# Aim
Update the items from their first line through the line containing "echo-point: [594, 233, 597, 237]" by changing every "echo-point" to "echo-mark" and keeping everything else the same.

# Records provided
....................

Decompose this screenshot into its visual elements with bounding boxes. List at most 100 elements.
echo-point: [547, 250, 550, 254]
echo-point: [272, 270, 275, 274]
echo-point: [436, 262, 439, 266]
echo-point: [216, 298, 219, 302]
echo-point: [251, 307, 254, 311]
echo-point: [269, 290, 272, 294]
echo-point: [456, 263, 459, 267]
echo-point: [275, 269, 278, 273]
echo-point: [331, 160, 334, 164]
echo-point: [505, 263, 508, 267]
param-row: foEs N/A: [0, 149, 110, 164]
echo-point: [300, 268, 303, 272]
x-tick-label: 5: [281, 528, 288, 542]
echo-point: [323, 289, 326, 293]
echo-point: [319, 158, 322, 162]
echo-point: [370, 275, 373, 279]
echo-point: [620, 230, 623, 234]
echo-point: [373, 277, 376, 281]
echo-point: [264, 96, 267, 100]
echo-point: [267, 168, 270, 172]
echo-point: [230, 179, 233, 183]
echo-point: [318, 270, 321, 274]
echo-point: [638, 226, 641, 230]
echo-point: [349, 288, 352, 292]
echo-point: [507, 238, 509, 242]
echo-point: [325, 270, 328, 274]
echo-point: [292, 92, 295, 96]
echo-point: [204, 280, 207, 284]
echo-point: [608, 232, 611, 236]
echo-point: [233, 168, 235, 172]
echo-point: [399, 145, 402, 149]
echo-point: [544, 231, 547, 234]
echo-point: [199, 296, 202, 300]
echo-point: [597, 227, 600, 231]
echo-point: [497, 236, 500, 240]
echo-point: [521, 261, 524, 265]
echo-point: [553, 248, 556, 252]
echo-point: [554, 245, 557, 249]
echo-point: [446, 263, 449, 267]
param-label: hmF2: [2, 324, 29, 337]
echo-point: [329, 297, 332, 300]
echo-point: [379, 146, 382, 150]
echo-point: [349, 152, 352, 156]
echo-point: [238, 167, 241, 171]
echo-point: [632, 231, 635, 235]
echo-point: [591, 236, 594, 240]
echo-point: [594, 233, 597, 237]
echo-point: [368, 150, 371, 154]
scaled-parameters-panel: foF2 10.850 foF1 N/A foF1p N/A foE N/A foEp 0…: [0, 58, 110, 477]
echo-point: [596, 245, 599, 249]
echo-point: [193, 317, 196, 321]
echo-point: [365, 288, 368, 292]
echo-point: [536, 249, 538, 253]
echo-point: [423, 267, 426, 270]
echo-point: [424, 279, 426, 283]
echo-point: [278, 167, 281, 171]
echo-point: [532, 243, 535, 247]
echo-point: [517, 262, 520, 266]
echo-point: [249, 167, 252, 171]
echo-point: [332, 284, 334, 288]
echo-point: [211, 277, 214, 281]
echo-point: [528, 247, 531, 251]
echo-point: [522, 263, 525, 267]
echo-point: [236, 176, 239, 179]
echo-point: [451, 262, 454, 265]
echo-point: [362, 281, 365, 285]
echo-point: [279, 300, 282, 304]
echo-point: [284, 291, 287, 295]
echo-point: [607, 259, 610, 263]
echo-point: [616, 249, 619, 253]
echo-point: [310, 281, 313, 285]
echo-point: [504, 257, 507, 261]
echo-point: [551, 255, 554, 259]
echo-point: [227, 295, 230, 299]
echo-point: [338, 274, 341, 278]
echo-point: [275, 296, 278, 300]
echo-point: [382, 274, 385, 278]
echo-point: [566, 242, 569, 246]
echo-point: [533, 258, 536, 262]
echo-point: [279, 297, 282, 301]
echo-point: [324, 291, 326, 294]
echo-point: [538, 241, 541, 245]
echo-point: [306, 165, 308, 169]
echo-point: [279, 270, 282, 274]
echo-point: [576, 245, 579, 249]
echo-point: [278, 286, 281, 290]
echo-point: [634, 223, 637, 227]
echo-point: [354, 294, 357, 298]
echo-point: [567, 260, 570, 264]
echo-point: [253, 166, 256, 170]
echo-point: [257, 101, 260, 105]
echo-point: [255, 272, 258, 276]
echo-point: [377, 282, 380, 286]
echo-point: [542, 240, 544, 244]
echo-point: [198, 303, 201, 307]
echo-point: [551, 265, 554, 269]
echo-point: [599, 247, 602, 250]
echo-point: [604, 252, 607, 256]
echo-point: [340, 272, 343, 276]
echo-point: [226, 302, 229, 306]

....................

# Result for this task
Decompose this screenshot into its visual elements with bounding boxes. List at most 100 elements.
echo-mark: [547, 250, 550, 254]
echo-mark: [272, 270, 275, 274]
echo-mark: [436, 262, 439, 266]
echo-mark: [216, 298, 219, 302]
echo-mark: [251, 307, 254, 311]
echo-mark: [269, 290, 272, 294]
echo-mark: [456, 263, 459, 267]
echo-mark: [275, 269, 278, 273]
echo-mark: [331, 160, 334, 164]
echo-mark: [505, 263, 508, 267]
param-row: foEs N/A: [0, 149, 110, 164]
echo-mark: [300, 268, 303, 272]
x-tick-label: 5: [281, 528, 288, 542]
echo-mark: [323, 289, 326, 293]
echo-mark: [319, 158, 322, 162]
echo-mark: [370, 275, 373, 279]
echo-mark: [620, 230, 623, 234]
echo-mark: [373, 277, 376, 281]
echo-mark: [264, 96, 267, 100]
echo-mark: [267, 168, 270, 172]
echo-mark: [230, 179, 233, 183]
echo-mark: [318, 270, 321, 274]
echo-mark: [638, 226, 641, 230]
echo-mark: [349, 288, 352, 292]
echo-mark: [507, 238, 509, 242]
echo-mark: [325, 270, 328, 274]
echo-mark: [292, 92, 295, 96]
echo-mark: [204, 280, 207, 284]
echo-mark: [608, 232, 611, 236]
echo-mark: [233, 168, 235, 172]
echo-mark: [399, 145, 402, 149]
echo-mark: [544, 231, 547, 234]
echo-mark: [199, 296, 202, 300]
echo-mark: [597, 227, 600, 231]
echo-mark: [497, 236, 500, 240]
echo-mark: [521, 261, 524, 265]
echo-mark: [553, 248, 556, 252]
echo-mark: [554, 245, 557, 249]
echo-mark: [446, 263, 449, 267]
param-label: hmF2: [2, 324, 29, 337]
echo-mark: [329, 297, 332, 300]
echo-mark: [379, 146, 382, 150]
echo-mark: [349, 152, 352, 156]
echo-mark: [238, 167, 241, 171]
echo-mark: [632, 231, 635, 235]
echo-mark: [591, 236, 594, 240]
echo-mark: [594, 233, 597, 237]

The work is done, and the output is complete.